──────── DATASET CONTENT ────────

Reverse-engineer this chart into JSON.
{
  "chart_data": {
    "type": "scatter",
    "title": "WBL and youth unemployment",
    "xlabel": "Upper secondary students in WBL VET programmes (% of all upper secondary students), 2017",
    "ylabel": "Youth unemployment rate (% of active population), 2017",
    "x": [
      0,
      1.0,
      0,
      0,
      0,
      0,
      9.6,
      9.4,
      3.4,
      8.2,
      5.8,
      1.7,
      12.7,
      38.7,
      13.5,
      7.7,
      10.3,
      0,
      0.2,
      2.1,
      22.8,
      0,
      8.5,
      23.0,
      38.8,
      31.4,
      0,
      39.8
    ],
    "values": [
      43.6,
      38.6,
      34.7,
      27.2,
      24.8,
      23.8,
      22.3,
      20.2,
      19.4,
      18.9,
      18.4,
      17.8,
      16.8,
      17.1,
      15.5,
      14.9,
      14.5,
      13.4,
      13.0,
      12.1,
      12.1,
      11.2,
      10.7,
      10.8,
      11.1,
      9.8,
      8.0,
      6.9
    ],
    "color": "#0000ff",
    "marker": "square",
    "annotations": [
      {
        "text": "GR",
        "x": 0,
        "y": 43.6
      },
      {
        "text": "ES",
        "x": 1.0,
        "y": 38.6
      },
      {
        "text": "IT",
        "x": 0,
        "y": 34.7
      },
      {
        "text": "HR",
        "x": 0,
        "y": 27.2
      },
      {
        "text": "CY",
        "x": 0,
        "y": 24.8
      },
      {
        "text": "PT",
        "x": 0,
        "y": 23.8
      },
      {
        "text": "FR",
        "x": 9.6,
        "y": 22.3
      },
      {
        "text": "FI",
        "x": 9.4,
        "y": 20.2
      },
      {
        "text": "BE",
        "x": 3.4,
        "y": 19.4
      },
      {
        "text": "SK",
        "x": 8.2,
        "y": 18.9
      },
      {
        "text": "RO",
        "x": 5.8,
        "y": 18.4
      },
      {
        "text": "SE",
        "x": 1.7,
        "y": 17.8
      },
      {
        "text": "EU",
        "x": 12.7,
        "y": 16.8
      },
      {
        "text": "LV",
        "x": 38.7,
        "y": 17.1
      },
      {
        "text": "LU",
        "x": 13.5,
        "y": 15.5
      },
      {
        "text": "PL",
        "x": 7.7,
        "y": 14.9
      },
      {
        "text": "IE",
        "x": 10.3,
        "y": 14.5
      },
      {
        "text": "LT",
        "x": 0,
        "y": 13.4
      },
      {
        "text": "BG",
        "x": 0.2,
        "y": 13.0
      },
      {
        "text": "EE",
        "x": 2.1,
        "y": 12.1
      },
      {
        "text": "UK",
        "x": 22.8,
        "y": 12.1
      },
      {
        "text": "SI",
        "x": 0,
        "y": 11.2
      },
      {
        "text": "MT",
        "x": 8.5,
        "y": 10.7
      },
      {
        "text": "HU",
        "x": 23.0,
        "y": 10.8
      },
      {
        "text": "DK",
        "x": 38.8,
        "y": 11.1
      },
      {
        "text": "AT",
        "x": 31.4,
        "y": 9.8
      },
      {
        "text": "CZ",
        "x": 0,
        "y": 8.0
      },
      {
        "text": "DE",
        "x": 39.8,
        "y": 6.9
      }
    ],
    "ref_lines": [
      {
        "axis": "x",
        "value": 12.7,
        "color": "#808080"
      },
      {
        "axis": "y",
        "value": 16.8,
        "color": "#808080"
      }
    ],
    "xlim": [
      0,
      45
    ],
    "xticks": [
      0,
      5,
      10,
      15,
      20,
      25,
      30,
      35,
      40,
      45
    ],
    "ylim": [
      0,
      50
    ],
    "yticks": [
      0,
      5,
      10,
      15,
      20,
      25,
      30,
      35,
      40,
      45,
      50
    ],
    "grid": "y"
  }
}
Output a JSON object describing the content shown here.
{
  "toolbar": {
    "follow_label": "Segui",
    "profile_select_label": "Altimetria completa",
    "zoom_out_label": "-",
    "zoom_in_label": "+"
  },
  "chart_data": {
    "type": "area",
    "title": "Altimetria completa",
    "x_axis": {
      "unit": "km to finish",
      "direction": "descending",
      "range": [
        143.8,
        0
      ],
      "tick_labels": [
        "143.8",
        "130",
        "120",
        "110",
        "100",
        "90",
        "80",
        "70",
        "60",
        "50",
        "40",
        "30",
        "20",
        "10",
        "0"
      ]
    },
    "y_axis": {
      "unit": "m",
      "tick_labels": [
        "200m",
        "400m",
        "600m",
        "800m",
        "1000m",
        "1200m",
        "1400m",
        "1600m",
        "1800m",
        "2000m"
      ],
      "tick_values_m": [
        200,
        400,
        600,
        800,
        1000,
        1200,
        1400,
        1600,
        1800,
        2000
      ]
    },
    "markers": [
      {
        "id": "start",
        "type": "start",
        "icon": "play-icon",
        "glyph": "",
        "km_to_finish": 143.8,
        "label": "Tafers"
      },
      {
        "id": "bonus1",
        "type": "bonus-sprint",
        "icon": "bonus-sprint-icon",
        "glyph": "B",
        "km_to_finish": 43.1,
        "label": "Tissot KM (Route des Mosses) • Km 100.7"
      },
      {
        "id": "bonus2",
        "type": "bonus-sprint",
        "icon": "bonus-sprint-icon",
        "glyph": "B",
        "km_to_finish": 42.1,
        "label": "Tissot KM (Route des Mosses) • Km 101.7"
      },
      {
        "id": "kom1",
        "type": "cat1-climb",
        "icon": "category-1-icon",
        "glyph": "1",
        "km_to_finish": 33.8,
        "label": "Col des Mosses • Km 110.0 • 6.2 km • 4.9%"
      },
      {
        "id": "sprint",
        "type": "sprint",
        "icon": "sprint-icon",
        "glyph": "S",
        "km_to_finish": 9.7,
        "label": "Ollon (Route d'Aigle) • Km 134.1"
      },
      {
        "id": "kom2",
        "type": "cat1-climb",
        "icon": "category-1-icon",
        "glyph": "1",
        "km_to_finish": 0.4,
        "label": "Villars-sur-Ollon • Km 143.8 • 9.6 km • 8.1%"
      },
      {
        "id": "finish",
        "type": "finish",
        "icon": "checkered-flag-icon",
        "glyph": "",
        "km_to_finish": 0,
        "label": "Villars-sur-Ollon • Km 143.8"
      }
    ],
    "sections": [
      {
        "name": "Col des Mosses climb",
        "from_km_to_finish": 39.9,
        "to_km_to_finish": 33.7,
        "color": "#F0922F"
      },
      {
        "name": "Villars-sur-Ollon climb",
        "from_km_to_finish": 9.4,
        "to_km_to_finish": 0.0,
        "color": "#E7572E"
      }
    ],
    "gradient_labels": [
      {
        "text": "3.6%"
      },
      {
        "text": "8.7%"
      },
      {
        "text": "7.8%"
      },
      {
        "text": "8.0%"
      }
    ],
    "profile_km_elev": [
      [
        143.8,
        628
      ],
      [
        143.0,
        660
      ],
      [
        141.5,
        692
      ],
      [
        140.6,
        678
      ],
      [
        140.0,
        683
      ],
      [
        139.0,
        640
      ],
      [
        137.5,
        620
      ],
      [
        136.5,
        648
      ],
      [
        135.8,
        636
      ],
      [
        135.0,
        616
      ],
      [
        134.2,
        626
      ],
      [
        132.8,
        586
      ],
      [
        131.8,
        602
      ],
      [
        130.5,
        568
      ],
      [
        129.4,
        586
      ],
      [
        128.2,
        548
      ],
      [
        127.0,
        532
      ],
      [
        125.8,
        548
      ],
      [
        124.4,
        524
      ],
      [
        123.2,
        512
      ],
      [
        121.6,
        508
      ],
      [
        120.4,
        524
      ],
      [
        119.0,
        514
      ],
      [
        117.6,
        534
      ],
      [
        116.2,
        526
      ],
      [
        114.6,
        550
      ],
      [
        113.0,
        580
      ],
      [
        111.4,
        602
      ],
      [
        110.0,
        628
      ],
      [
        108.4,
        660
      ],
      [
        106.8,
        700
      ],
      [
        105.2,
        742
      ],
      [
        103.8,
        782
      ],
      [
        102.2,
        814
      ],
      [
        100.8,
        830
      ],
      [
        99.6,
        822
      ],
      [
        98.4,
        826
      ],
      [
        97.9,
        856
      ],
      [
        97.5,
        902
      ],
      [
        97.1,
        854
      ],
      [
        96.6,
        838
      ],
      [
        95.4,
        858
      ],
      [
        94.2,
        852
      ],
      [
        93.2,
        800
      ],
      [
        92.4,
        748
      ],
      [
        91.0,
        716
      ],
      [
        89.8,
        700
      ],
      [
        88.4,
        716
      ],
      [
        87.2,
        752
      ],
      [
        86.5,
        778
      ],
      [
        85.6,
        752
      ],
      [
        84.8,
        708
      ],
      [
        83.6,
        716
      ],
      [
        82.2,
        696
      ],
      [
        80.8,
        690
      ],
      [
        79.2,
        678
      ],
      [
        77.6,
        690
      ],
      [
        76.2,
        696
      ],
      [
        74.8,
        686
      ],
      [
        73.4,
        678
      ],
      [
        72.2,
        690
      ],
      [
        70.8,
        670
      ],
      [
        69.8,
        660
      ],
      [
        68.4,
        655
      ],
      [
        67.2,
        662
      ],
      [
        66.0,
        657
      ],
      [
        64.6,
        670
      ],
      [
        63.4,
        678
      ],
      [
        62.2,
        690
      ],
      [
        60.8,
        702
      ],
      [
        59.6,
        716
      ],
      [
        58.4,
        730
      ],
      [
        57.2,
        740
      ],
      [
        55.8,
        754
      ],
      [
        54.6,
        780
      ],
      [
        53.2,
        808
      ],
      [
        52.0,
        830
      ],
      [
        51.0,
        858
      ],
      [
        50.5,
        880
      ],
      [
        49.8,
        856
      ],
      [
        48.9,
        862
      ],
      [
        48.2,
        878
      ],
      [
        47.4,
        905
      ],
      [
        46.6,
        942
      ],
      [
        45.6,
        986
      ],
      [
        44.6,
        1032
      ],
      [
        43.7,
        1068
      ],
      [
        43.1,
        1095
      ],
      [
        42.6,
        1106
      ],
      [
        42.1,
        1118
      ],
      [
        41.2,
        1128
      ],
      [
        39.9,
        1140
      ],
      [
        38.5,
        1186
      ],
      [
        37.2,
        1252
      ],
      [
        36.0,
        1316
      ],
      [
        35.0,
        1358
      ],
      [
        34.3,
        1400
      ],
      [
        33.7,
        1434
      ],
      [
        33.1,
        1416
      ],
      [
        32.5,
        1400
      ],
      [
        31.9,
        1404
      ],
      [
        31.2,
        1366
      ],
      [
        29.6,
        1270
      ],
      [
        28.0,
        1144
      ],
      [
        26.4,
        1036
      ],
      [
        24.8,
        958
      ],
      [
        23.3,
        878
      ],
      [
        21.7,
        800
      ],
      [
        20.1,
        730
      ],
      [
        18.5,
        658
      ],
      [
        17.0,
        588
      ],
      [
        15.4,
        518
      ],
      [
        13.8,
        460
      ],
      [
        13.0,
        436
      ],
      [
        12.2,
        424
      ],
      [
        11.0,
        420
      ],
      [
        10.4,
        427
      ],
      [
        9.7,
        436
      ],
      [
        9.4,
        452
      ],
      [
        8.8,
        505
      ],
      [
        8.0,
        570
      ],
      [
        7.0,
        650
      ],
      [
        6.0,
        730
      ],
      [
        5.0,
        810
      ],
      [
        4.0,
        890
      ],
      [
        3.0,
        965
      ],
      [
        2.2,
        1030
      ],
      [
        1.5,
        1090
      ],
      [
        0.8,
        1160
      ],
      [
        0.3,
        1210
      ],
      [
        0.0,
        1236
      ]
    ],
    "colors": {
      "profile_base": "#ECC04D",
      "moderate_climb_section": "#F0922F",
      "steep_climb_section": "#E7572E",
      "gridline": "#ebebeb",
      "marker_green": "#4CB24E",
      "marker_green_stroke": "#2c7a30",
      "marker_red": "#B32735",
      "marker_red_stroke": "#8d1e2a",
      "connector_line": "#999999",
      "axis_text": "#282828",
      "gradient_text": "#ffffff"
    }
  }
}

────────

### WORK INSTRUCTIONS:
The answer is one number: how many lines of the material above contain "completa".

### THE RESULT:
2